_PROBLEM DESCRIPTION_: Copy out all the lines exactly. Omit pictures.

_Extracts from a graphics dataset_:
----------------

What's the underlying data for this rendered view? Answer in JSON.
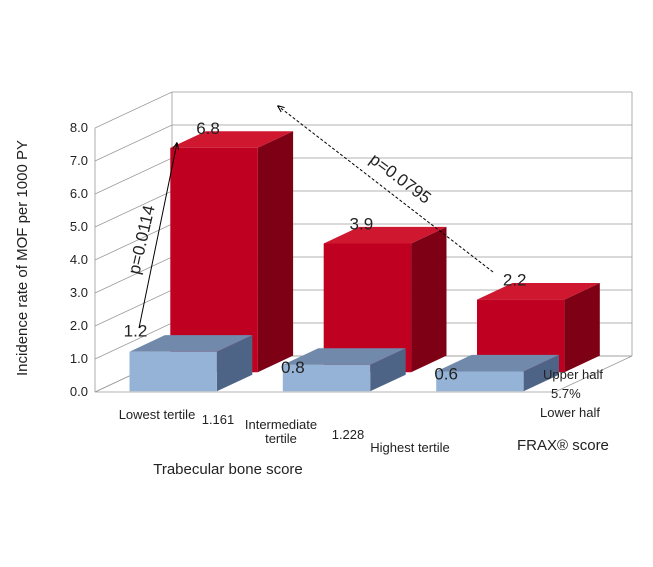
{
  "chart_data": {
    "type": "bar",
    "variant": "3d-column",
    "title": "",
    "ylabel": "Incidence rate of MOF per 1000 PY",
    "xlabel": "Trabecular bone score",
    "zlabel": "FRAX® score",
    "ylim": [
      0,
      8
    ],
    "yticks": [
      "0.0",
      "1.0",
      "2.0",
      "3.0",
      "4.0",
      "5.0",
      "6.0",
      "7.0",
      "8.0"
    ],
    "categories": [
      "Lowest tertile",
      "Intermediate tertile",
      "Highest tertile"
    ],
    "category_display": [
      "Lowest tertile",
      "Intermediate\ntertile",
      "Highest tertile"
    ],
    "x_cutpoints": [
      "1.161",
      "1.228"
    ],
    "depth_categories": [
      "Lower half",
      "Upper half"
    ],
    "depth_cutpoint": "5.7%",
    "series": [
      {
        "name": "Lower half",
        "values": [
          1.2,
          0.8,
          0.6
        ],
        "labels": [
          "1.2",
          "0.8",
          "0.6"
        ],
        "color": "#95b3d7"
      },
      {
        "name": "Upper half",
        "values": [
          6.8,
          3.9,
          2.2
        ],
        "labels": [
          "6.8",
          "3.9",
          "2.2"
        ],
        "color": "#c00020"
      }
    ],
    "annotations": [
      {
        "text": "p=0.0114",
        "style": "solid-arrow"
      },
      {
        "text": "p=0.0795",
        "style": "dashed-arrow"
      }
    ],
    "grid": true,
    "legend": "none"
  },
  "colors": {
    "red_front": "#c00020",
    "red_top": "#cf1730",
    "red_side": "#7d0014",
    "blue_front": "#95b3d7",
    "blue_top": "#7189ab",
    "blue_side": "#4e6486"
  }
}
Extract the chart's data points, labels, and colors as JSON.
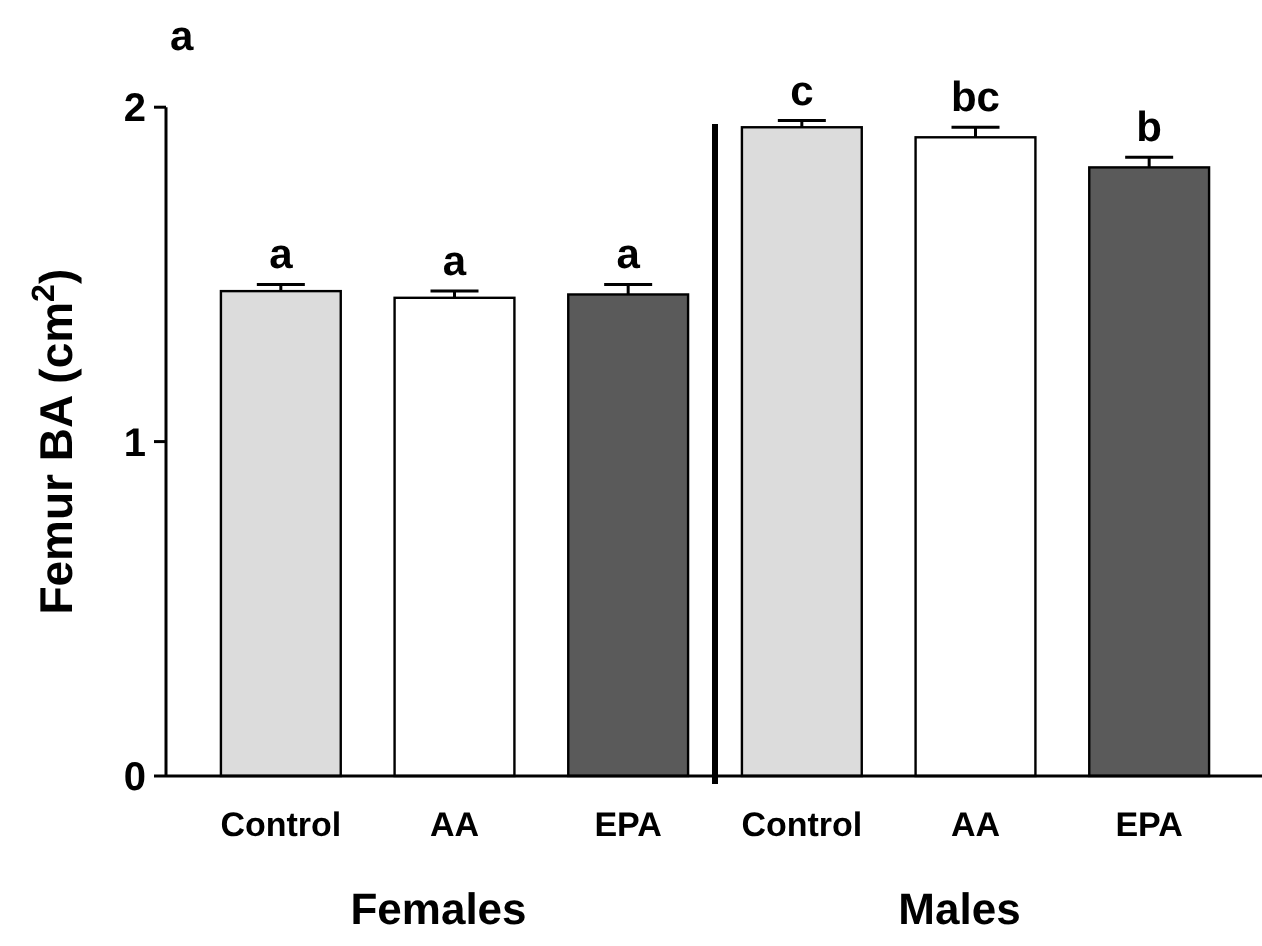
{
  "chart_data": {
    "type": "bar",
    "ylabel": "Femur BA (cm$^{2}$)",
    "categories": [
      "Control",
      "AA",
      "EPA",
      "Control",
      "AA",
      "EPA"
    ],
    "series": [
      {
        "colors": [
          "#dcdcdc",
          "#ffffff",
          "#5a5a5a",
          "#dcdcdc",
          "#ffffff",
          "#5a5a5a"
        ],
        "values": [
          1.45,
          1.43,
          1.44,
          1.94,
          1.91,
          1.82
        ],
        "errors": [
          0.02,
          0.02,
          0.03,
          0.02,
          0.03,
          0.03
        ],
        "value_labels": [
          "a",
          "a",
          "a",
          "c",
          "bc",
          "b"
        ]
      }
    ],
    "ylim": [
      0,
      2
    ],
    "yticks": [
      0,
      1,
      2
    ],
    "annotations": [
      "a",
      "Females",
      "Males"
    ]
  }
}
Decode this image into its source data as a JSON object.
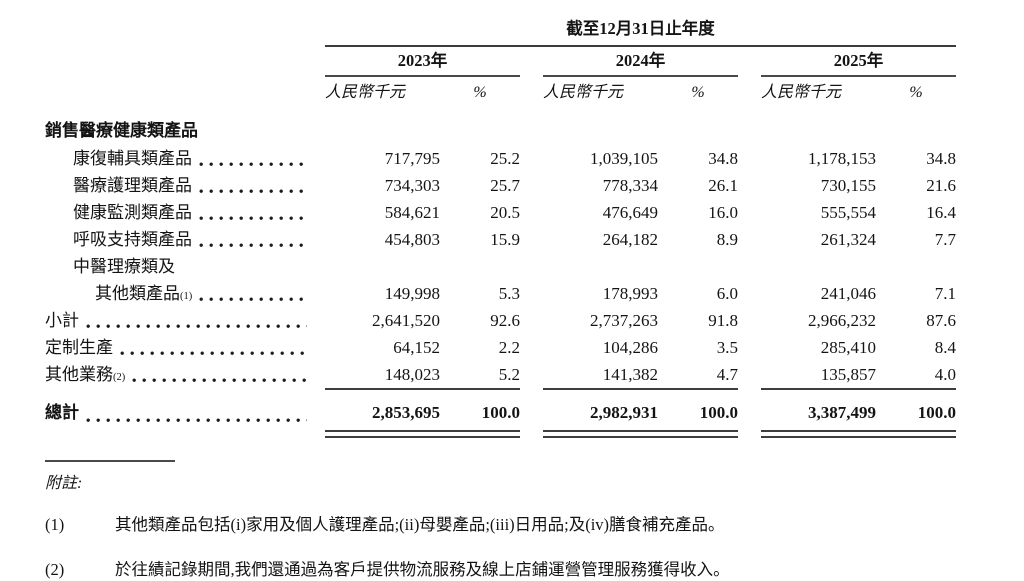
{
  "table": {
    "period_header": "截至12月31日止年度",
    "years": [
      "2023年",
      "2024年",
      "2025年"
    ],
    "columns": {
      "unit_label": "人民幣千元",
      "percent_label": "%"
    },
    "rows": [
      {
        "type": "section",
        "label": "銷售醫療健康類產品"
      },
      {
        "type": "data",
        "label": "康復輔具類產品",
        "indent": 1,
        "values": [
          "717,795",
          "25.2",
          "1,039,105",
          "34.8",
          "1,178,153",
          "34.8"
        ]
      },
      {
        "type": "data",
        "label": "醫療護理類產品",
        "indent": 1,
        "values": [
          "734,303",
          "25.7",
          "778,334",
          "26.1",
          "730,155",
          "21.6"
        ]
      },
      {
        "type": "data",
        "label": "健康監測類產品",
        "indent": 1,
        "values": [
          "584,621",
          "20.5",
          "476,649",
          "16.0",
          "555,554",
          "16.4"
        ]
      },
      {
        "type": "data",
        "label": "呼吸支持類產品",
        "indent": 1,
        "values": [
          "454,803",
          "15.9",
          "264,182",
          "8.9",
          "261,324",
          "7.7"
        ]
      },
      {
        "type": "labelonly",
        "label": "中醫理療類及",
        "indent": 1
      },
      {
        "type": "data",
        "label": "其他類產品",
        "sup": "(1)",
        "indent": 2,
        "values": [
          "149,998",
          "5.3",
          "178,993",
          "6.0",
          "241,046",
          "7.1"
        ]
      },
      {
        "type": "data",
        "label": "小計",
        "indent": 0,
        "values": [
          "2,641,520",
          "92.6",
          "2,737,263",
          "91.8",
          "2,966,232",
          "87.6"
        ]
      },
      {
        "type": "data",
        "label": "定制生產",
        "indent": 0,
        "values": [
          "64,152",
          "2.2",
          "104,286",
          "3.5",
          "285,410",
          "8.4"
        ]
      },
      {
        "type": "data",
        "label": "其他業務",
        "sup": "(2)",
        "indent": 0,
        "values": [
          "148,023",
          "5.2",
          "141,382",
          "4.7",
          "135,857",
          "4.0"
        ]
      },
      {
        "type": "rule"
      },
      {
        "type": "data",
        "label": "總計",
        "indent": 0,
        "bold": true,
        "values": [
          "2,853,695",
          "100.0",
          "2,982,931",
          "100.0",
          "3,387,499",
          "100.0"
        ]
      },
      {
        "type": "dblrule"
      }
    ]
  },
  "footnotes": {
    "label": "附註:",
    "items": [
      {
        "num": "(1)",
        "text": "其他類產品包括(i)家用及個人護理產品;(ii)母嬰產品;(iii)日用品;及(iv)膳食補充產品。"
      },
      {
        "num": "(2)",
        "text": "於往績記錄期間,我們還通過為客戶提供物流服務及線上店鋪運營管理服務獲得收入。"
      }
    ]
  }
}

----------------

_RESULT_:
What's the underlying data for this rendered view? Answer in JSON.
{
  "chart_data": {
    "type": "bar",
    "variant": "3d-column",
    "title": "",
    "ylabel": "Incidence rate of MOF per 1000 PY",
    "xlabel": "Trabecular bone score",
    "zlabel": "FRAX® score",
    "ylim": [
      0,
      8
    ],
    "yticks": [
      "0.0",
      "1.0",
      "2.0",
      "3.0",
      "4.0",
      "5.0",
      "6.0",
      "7.0",
      "8.0"
    ],
    "categories": [
      "Lowest tertile",
      "Intermediate tertile",
      "Highest tertile"
    ],
    "category_display": [
      "Lowest tertile",
      "Intermediate\ntertile",
      "Highest tertile"
    ],
    "x_cutpoints": [
      "1.161",
      "1.228"
    ],
    "depth_categories": [
      "Lower half",
      "Upper half"
    ],
    "depth_cutpoint": "5.7%",
    "series": [
      {
        "name": "Lower half",
        "values": [
          1.2,
          0.8,
          0.6
        ],
        "labels": [
          "1.2",
          "0.8",
          "0.6"
        ],
        "color": "#95b3d7"
      },
      {
        "name": "Upper half",
        "values": [
          6.8,
          3.9,
          2.2
        ],
        "labels": [
          "6.8",
          "3.9",
          "2.2"
        ],
        "color": "#c00020"
      }
    ],
    "annotations": [
      {
        "text": "p=0.0114",
        "style": "solid-arrow"
      },
      {
        "text": "p=0.0795",
        "style": "dashed-arrow"
      }
    ],
    "grid": true,
    "legend": "none"
  },
  "colors": {
    "red_front": "#c00020",
    "red_top": "#cf1730",
    "red_side": "#7d0014",
    "blue_front": "#95b3d7",
    "blue_top": "#7189ab",
    "blue_side": "#4e6486"
  }
}
Extract the chart's data points, labels, and colors as JSON.
{
  "chart_data": {
    "type": "bar",
    "ylabel": "Femur BA (cm$^{2}$)",
    "categories": [
      "Control",
      "AA",
      "EPA",
      "Control",
      "AA",
      "EPA"
    ],
    "series": [
      {
        "colors": [
          "#dcdcdc",
          "#ffffff",
          "#5a5a5a",
          "#dcdcdc",
          "#ffffff",
          "#5a5a5a"
        ],
        "values": [
          1.45,
          1.43,
          1.44,
          1.94,
          1.91,
          1.82
        ],
        "errors": [
          0.02,
          0.02,
          0.03,
          0.02,
          0.03,
          0.03
        ],
        "value_labels": [
          "a",
          "a",
          "a",
          "c",
          "bc",
          "b"
        ]
      }
    ],
    "ylim": [
      0,
      2
    ],
    "yticks": [
      0,
      1,
      2
    ],
    "annotations": [
      "a",
      "Females",
      "Males"
    ]
  }
}
Decode this image into its source data as a JSON object.
{
  "table": {
    "period_header": "截至12月31日止年度",
    "years": [
      "2023年",
      "2024年",
      "2025年"
    ],
    "columns": {
      "unit_label": "人民幣千元",
      "percent_label": "%"
    },
    "rows": [
      {
        "type": "section",
        "label": "銷售醫療健康類產品"
      },
      {
        "type": "data",
        "label": "康復輔具類產品",
        "indent": 1,
        "values": [
          "717,795",
          "25.2",
          "1,039,105",
          "34.8",
          "1,178,153",
          "34.8"
        ]
      },
      {
        "type": "data",
        "label": "醫療護理類產品",
        "indent": 1,
        "values": [
          "734,303",
          "25.7",
          "778,334",
          "26.1",
          "730,155",
          "21.6"
        ]
      },
      {
        "type": "data",
        "label": "健康監測類產品",
        "indent": 1,
        "values": [
          "584,621",
          "20.5",
          "476,649",
          "16.0",
          "555,554",
          "16.4"
        ]
      },
      {
        "type": "data",
        "label": "呼吸支持類產品",
        "indent": 1,
        "values": [
          "454,803",
          "15.9",
          "264,182",
          "8.9",
          "261,324",
          "7.7"
        ]
      },
      {
        "type": "labelonly",
        "label": "中醫理療類及",
        "indent": 1
      },
      {
        "type": "data",
        "label": "其他類產品",
        "sup": "(1)",
        "indent": 2,
        "values": [
          "149,998",
          "5.3",
          "178,993",
          "6.0",
          "241,046",
          "7.1"
        ]
      },
      {
        "type": "data",
        "label": "小計",
        "indent": 0,
        "values": [
          "2,641,520",
          "92.6",
          "2,737,263",
          "91.8",
          "2,966,232",
          "87.6"
        ]
      },
      {
        "type": "data",
        "label": "定制生產",
        "indent": 0,
        "values": [
          "64,152",
          "2.2",
          "104,286",
          "3.5",
          "285,410",
          "8.4"
        ]
      },
      {
        "type": "data",
        "label": "其他業務",
        "sup": "(2)",
        "indent": 0,
        "values": [
          "148,023",
          "5.2",
          "141,382",
          "4.7",
          "135,857",
          "4.0"
        ]
      },
      {
        "type": "rule"
      },
      {
        "type": "data",
        "label": "總計",
        "indent": 0,
        "bold": true,
        "values": [
          "2,853,695",
          "100.0",
          "2,982,931",
          "100.0",
          "3,387,499",
          "100.0"
        ]
      },
      {
        "type": "dblrule"
      }
    ]
  },
  "footnotes": {
    "label": "附註:",
    "items": [
      {
        "num": "(1)",
        "text": "其他類產品包括(i)家用及個人護理產品;(ii)母嬰產品;(iii)日用品;及(iv)膳食補充產品。"
      },
      {
        "num": "(2)",
        "text": "於往績記錄期間,我們還通過為客戶提供物流服務及線上店鋪運營管理服務獲得收入。"
      }
    ]
  }
}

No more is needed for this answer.